Data entries
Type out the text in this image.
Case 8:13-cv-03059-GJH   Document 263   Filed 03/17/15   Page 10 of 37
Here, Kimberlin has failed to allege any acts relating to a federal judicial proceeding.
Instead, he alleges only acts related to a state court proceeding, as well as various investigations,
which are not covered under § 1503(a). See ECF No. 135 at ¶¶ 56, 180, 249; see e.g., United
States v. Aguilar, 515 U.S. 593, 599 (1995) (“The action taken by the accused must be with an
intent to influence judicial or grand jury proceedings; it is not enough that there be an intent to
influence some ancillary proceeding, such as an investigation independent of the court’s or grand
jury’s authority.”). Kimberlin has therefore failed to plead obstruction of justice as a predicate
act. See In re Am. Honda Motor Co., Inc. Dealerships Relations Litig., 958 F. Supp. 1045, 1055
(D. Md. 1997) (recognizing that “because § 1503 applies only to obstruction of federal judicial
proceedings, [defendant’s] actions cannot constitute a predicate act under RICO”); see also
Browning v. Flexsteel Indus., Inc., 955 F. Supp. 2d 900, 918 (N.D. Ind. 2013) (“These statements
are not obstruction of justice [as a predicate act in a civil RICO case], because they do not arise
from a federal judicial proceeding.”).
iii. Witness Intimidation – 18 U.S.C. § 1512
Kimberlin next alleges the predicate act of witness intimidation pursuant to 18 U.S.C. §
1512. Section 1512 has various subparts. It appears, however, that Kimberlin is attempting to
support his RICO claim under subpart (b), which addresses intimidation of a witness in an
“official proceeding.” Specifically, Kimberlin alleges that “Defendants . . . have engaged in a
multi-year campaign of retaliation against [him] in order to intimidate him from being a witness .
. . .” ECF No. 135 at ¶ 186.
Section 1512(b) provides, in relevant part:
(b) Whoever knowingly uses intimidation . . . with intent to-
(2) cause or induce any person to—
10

• _EXERCISE DETAILS_
Pick out each line containing "that" and report it.

• _EXERCISE RESPONSE_
intent to influence judicial or grand jury proceedings; it is not enough that there be an intent to
(D. Md. 1997) (recognizing that “because § 1503 applies only to obstruction of federal judicial
1512. Section 1512 has various subparts. It appears, however, that Kimberlin is attempting to
“official proceeding.” Specifically, Kimberlin alleges that “Defendants . . . have engaged in a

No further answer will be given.